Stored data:
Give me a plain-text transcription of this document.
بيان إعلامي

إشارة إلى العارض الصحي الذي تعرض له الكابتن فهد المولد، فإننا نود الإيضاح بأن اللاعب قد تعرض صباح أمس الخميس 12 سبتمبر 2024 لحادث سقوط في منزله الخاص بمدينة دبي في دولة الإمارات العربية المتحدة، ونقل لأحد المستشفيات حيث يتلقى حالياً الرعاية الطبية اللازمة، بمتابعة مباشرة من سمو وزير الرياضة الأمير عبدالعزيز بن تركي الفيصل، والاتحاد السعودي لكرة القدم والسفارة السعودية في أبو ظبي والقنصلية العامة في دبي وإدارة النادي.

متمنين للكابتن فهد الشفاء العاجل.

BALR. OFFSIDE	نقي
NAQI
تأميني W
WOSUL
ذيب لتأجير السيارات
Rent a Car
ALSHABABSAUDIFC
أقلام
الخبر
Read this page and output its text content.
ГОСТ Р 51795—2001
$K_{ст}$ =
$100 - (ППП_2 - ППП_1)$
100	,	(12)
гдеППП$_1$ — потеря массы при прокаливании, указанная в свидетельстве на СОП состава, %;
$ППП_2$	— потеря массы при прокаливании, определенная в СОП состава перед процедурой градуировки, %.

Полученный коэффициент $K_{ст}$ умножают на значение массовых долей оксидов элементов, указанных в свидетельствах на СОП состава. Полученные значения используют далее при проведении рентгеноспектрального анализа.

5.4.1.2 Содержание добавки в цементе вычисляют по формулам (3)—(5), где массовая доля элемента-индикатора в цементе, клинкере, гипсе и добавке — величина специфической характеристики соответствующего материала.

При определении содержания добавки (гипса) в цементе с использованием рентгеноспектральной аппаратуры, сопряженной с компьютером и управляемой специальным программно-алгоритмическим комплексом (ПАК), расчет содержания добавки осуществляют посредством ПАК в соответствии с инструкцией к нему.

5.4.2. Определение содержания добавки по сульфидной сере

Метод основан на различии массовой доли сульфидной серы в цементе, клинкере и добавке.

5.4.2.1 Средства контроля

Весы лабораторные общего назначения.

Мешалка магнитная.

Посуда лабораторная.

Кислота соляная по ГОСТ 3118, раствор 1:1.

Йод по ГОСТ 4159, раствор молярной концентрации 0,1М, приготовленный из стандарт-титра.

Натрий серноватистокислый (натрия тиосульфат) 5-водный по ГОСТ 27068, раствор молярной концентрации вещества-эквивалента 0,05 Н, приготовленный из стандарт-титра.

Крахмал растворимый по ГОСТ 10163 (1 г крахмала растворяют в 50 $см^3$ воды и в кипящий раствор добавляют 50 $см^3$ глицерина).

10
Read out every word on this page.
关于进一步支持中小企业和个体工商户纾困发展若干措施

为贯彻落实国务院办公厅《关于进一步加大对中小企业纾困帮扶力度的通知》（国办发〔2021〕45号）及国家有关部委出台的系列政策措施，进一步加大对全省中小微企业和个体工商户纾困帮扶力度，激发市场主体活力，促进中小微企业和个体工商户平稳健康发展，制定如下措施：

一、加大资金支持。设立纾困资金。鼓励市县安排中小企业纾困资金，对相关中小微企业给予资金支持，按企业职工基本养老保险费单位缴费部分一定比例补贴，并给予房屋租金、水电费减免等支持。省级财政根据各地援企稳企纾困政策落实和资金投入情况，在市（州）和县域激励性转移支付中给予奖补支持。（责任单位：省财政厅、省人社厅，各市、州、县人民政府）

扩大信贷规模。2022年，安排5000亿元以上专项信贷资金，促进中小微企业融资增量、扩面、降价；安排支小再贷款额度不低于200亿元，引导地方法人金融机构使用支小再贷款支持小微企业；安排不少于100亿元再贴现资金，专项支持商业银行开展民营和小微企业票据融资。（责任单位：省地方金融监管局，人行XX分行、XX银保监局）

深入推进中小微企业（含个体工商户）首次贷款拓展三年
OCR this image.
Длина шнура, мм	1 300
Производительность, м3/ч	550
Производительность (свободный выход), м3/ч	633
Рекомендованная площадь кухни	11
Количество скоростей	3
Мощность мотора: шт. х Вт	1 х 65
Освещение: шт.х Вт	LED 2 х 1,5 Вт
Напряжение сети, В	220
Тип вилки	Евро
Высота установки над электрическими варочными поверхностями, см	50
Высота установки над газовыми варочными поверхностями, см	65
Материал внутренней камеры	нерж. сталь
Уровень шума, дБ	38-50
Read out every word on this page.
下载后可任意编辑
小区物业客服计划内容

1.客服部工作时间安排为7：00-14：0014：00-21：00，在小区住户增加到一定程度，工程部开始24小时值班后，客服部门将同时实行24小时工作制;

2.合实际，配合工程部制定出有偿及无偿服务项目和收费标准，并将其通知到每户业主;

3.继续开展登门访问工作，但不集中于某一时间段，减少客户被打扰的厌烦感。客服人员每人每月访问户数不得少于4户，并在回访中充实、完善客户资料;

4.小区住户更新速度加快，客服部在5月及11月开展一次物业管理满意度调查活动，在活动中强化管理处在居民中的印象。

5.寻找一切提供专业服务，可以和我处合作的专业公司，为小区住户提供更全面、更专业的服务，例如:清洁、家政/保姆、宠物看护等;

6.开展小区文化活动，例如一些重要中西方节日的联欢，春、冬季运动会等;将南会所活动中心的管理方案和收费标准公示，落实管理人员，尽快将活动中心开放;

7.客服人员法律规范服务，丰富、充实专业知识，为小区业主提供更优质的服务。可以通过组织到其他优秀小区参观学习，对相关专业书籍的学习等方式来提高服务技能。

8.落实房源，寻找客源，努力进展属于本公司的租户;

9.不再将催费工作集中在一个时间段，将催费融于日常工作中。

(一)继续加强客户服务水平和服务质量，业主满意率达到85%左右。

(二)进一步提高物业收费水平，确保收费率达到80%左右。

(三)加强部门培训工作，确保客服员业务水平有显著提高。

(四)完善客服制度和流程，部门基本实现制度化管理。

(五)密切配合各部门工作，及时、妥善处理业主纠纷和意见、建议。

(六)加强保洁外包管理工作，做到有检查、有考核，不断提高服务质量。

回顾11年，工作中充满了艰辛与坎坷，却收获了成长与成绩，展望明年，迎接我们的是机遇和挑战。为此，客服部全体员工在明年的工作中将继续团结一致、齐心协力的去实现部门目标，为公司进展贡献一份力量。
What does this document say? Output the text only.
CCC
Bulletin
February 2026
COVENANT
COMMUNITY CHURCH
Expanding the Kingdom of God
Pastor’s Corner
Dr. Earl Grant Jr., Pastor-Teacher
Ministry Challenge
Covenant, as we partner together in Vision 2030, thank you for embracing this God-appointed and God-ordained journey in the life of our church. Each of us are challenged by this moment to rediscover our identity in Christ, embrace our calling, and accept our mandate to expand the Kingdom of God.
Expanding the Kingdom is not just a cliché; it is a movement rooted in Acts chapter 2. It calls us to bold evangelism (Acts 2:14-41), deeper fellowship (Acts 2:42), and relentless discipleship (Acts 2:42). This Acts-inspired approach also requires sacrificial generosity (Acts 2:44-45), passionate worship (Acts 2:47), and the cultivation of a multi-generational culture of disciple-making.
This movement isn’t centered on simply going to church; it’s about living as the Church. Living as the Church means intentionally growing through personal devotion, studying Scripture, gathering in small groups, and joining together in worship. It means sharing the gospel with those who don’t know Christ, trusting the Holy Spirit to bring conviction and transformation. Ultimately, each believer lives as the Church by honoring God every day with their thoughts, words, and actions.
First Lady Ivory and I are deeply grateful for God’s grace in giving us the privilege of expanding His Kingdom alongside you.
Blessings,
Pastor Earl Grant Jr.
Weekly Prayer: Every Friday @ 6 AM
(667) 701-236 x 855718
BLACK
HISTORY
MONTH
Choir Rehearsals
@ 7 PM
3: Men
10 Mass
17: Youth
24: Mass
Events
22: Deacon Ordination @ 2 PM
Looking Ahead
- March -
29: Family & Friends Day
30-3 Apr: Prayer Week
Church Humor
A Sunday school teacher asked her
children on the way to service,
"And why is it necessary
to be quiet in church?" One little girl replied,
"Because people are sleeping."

- DIRECTIONS
Locate all lines holding the word "责任单位", then copy them out.

- WRITTEN RESPONSE
一、加大资金支持。设立纾困资金。鼓励市县安排中小企业纾困资金，对相关中小微企业给予资金支持，按企业职工基本养老保险费单位缴费部分一定比例补贴，并给予房屋租金、水电费减免等支持。省级财政根据各地援企稳企纾困政策落实和资金投入情况，在市（州）和县域激励性转移支付中给予奖补支持。（责任单位：省财政厅、省人社厅，各市、州、县人民政府）
扩大信贷规模。2022年，安排5000亿元以上专项信贷资金，促进中小微企业融资增量、扩面、降价；安排支小再贷款额度不低于200亿元，引导地方法人金融机构使用支小再贷款支持小微企业；安排不少于100亿元再贴现资金，专项支持商业银行开展民营和小微企业票据融资。（责任单位：省地方金融监管局，人行XX分行、XX银保监局）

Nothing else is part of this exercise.